[Provided entries start]
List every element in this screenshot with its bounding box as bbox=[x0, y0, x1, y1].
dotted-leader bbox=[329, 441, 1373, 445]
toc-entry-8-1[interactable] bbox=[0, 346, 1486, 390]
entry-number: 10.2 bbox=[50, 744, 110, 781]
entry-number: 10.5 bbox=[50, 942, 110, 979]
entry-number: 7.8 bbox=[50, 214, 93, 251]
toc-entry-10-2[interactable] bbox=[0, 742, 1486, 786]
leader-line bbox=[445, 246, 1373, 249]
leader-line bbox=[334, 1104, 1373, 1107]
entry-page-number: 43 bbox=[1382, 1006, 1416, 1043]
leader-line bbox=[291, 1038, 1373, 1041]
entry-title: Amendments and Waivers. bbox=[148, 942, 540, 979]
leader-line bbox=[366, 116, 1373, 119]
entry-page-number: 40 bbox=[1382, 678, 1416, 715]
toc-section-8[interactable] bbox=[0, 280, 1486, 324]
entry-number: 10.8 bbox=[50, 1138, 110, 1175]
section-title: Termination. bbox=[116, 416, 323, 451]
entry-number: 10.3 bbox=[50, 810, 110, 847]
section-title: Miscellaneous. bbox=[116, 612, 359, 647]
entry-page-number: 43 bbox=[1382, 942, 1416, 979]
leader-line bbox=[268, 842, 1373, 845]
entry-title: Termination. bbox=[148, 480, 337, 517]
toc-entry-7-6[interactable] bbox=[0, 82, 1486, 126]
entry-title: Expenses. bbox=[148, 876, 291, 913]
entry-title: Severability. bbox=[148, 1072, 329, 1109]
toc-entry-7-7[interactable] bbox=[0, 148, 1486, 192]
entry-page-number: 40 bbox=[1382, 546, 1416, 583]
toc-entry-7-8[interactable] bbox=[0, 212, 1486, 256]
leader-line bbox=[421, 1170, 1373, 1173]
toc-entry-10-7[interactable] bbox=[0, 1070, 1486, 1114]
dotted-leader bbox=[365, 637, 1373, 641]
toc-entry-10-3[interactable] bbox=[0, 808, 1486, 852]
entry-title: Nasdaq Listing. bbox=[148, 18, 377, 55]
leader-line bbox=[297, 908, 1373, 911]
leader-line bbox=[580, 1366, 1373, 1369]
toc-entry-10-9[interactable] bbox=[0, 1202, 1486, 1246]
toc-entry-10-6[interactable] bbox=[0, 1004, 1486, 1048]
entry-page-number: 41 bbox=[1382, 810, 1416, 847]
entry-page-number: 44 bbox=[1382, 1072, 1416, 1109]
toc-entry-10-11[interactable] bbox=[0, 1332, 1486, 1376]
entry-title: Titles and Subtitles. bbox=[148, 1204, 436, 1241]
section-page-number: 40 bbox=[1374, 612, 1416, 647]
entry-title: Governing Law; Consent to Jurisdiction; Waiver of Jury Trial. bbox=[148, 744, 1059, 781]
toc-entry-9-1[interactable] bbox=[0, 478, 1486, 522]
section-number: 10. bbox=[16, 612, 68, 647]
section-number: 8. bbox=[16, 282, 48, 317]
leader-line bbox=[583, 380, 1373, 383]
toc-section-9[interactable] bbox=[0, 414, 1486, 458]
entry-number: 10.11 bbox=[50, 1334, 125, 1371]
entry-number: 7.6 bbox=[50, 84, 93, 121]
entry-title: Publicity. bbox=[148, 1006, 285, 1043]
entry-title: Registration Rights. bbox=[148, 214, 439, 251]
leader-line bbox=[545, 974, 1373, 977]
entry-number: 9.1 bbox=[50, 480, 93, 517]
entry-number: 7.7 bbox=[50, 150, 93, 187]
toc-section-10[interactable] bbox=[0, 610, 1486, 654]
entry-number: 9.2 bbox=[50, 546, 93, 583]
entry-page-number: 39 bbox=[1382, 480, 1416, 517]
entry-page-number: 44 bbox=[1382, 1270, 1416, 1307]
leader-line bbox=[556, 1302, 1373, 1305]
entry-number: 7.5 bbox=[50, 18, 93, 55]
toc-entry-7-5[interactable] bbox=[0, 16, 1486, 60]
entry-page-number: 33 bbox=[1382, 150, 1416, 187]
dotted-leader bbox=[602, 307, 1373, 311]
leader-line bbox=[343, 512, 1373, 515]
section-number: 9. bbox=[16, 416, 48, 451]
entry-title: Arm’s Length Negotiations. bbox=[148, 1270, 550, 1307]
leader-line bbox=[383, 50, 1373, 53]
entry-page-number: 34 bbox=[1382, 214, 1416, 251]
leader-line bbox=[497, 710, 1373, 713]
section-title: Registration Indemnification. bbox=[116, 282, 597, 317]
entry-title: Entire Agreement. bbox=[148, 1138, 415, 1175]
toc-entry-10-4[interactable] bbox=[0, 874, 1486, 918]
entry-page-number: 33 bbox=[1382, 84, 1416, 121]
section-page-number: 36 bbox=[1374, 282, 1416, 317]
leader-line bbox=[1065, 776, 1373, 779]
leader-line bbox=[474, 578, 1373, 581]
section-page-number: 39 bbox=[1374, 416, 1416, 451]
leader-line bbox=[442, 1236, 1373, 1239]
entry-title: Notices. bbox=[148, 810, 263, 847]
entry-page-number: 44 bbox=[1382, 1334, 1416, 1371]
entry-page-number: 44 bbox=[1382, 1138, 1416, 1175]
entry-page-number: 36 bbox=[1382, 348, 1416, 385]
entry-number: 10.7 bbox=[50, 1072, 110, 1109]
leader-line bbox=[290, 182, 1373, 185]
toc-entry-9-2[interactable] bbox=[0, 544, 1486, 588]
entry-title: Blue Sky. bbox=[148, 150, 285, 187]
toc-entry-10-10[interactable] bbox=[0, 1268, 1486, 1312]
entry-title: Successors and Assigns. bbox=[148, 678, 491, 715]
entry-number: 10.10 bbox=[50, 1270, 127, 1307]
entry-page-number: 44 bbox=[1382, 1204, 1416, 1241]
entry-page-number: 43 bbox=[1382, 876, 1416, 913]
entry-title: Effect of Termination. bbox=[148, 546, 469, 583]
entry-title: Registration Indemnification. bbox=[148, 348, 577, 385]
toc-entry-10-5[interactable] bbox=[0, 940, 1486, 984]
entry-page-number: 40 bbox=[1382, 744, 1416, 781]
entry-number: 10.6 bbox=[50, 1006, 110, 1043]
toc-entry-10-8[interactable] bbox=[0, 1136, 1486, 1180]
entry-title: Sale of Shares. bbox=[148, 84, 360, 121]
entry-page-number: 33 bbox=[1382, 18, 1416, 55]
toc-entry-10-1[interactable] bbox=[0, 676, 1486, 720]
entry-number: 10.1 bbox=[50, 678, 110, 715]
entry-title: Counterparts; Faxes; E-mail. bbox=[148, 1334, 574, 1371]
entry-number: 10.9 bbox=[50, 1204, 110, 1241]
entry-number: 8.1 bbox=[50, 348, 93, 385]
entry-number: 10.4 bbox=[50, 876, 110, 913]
[Provided entries end]
What needs to be done:
Gather every line in the data above that contains the string "Termination", and copy each one in full.

Reply:
section-title: Termination. bbox=[116, 416, 323, 451]
entry-title: Termination. bbox=[148, 480, 337, 517]
entry-title: Effect of Termination. bbox=[148, 546, 469, 583]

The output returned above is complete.